------ RECORDS FOR THIS TASK

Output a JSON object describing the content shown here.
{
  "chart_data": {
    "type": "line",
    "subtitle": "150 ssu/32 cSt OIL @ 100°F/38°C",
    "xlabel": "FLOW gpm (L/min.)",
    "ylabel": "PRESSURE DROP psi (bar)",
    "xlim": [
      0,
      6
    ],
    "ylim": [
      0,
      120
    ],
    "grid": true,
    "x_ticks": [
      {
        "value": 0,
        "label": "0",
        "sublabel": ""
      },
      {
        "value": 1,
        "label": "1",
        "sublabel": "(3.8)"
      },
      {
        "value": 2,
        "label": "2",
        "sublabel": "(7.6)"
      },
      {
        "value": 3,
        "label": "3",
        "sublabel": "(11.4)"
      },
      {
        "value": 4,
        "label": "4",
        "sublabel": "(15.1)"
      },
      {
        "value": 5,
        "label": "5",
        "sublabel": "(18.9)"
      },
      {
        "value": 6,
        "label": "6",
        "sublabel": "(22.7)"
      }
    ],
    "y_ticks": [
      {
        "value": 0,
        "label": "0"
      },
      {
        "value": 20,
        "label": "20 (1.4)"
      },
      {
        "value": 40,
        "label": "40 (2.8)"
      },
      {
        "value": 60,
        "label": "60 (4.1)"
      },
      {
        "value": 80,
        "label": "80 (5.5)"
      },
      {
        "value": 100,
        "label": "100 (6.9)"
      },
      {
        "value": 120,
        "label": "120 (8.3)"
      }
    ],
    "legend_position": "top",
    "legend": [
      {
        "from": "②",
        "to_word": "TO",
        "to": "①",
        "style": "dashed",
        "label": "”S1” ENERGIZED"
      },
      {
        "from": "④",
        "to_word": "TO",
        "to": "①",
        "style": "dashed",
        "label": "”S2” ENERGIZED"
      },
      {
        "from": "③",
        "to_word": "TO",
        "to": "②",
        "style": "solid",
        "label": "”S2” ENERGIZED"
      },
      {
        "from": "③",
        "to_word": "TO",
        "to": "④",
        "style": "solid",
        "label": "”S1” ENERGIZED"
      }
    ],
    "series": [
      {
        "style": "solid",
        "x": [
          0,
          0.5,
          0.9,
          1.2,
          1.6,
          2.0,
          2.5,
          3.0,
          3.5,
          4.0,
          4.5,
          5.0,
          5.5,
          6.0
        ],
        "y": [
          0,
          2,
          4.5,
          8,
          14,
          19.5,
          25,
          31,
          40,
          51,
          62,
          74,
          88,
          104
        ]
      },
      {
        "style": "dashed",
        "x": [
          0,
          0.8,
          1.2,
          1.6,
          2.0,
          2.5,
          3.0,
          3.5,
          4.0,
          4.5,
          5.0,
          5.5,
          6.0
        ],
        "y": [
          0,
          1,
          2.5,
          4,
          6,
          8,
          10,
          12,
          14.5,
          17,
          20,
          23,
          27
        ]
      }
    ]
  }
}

------------

Each line above must be printed exactly as it appears.

→ COMPLETE RESPONSE:
Output a JSON object describing the content shown here.
{
  "chart_data": {
    "type": "line",
    "subtitle": "150 ssu/32 cSt OIL @ 100°F/38°C",
    "xlabel": "FLOW gpm (L/min.)",
    "ylabel": "PRESSURE DROP psi (bar)",
    "xlim": [
      0,
      6
    ],
    "ylim": [
      0,
      120
    ],
    "grid": true,
    "x_ticks": [
      {
        "value": 0,
        "label": "0",
        "sublabel": ""
      },
      {
        "value": 1,
        "label": "1",
        "sublabel": "(3.8)"
      },
      {
        "value": 2,
        "label": "2",
        "sublabel": "(7.6)"
      },
      {
        "value": 3,
        "label": "3",
        "sublabel": "(11.4)"
      },
      {
        "value": 4,
        "label": "4",
        "sublabel": "(15.1)"
      },
      {
        "value": 5,
        "label": "5",
        "sublabel": "(18.9)"
      },
      {
        "value": 6,
        "label": "6",
        "sublabel": "(22.7)"
      }
    ],
    "y_ticks": [
      {
        "value": 0,
        "label": "0"
      },
      {
        "value": 20,
        "label": "20 (1.4)"
      },
      {
        "value": 40,
        "label": "40 (2.8)"
      },
      {
        "value": 60,
        "label": "60 (4.1)"
      },
      {
        "value": 80,
        "label": "80 (5.5)"
      },
      {
        "value": 100,
        "label": "100 (6.9)"
      },
      {
        "value": 120,
        "label": "120 (8.3)"
      }
    ],
    "legend_position": "top",
    "legend": [
      {
        "from": "②",
        "to_word": "TO",
        "to": "①",
        "style": "dashed",
        "label": "”S1” ENERGIZED"
      },
      {
        "from": "④",
        "to_word": "TO",
        "to": "①",
        "style": "dashed",
        "label": "”S2” ENERGIZED"
      },
      {
        "from": "③",
        "to_word": "TO",
        "to": "②",
        "style": "solid",
        "label": "”S2” ENERGIZED"
      },
      {
        "from": "③",
        "to_word": "TO",
        "to": "④",
        "style": "solid",
        "label": "”S1” ENERGIZED"
      }
    ],
    "series": [
      {
        "style": "solid",
        "x": [
          0,
          0.5,
          0.9,
          1.2,
          1.6,
          2.0,
          2.5,
          3.0,
          3.5,
          4.0,
          4.5,
          5.0,
          5.5,
          6.0
        ],
        "y": [
          0,
          2,
          4.5,
          8,
          14,
          19.5,
          25,
          31,
          40,
          51,
          62,
          74,
          88,
          104
        ]
      },
      {
        "style": "dashed",
        "x": [
          0,
          0.8,
          1.2,
          1.6,
          2.0,
          2.5,
          3.0,
          3.5,
          4.0,
          4.5,
          5.0,
          5.5,
          6.0
        ],
        "y": [
          0,
          1,
          2.5,
          4,
          6,
          8,
          10,
          12,
          14.5,
          17,
          20,
          23,
          27
        ]
      }
    ]
  }
}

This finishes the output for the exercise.